## Exercise requirements
Examine the records and identify each line that includes the string "History". Copy those lines.

(Collected data entries)
• • • • • • •

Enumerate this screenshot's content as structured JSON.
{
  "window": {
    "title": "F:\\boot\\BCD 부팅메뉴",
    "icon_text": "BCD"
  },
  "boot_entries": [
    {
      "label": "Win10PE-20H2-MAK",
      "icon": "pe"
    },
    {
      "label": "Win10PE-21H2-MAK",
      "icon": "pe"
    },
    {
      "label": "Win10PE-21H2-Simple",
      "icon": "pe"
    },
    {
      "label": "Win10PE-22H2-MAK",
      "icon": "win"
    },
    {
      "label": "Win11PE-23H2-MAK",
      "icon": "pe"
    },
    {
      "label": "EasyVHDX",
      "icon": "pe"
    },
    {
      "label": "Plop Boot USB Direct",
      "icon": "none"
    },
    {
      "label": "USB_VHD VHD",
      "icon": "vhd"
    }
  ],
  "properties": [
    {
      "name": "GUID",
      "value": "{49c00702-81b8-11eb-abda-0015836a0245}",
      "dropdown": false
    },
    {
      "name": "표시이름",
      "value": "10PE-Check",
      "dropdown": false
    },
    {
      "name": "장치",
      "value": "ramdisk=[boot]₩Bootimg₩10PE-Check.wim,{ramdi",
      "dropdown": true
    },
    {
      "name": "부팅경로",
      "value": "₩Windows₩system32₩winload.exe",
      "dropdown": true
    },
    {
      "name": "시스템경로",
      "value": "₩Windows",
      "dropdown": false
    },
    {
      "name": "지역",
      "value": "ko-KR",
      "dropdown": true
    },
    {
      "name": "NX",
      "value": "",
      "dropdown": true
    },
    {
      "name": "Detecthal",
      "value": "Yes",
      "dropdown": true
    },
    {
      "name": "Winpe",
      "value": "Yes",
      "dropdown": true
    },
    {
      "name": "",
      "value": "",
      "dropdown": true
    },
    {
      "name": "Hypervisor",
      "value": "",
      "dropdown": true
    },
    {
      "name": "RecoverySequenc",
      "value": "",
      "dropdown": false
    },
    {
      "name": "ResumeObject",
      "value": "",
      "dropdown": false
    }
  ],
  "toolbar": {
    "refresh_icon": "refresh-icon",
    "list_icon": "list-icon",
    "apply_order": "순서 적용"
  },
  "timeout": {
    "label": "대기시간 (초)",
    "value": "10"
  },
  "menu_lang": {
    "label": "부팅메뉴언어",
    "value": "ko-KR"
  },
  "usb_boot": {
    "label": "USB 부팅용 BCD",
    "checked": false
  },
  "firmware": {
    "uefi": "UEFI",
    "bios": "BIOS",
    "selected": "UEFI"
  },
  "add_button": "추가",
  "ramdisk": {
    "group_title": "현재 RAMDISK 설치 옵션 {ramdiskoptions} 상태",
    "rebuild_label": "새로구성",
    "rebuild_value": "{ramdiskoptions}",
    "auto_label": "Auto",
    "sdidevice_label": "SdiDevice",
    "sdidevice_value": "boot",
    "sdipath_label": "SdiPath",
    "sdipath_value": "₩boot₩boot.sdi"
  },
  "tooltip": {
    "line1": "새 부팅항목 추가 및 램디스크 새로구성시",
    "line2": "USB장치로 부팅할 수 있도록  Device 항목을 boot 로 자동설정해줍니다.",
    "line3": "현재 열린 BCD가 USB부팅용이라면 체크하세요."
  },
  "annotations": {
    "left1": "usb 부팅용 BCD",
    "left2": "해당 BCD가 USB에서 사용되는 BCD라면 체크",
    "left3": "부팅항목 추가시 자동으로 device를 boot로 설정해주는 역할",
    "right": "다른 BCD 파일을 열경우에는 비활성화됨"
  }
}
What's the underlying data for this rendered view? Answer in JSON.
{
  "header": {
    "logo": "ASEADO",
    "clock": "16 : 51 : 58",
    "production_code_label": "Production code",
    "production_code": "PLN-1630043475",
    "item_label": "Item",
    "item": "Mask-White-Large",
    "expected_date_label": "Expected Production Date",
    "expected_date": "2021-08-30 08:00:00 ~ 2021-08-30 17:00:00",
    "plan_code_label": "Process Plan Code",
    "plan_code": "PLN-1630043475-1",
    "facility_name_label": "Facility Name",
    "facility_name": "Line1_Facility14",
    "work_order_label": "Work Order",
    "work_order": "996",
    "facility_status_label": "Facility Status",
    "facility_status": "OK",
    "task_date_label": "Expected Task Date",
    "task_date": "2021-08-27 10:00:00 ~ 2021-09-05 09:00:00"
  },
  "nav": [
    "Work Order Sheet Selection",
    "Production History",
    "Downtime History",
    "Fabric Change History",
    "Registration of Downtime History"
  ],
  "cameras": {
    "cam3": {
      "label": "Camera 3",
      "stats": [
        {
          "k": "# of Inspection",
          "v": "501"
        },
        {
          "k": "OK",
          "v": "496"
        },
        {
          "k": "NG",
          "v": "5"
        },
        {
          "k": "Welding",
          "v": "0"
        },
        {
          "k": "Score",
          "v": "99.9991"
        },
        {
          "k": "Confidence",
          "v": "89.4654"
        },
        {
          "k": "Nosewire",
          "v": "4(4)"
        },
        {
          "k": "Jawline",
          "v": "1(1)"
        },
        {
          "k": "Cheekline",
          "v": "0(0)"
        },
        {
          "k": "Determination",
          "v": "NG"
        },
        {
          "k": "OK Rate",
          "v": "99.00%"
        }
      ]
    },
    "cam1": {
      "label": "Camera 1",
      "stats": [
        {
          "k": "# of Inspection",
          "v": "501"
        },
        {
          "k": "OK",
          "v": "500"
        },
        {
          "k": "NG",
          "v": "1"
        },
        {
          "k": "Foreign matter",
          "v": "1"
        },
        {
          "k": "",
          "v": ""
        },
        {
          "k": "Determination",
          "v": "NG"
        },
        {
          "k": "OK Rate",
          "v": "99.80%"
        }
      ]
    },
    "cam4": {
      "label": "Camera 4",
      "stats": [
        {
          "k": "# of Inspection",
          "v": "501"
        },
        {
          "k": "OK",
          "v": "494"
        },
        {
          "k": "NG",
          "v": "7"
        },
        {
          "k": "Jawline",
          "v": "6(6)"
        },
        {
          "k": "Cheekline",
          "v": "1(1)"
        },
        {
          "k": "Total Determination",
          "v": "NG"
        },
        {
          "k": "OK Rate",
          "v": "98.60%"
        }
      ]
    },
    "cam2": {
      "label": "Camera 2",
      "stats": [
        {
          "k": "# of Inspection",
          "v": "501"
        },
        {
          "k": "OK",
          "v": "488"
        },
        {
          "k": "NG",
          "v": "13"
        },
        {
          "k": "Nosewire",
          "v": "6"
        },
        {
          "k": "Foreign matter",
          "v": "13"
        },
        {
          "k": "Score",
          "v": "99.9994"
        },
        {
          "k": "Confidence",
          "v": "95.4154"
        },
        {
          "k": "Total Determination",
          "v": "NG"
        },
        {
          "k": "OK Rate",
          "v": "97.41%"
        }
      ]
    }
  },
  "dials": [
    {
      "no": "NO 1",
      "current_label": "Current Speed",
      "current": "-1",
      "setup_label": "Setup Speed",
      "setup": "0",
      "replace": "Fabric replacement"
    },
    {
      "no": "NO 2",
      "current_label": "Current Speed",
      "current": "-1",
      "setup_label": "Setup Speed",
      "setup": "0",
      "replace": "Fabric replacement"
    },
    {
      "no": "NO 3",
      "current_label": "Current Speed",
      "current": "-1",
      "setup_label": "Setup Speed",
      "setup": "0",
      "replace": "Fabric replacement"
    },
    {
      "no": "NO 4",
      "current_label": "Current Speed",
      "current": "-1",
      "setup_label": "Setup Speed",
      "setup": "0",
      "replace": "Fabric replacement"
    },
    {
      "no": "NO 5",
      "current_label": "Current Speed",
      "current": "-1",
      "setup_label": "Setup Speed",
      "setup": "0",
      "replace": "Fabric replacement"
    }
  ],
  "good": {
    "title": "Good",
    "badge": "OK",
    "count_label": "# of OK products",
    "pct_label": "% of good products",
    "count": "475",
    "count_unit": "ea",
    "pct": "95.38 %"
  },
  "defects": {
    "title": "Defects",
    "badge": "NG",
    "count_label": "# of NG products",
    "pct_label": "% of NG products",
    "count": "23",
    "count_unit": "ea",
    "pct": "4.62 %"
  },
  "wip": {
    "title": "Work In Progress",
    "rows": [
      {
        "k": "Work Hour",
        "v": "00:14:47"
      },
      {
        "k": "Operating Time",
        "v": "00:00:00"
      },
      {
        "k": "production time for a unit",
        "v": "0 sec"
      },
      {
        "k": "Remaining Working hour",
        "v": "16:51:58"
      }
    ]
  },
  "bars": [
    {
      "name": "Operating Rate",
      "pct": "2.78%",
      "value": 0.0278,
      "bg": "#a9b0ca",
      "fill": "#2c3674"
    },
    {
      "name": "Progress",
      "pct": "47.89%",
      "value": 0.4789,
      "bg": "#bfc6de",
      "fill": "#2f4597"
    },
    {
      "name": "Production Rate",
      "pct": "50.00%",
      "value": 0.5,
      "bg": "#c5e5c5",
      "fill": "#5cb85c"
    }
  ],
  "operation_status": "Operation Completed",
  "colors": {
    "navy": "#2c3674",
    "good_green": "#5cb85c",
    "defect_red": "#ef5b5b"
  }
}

• • • • • • •

## Solution for this exercise
    "Production History",
    "Downtime History",
    "Fabric Change History",
    "Registration of Downtime History"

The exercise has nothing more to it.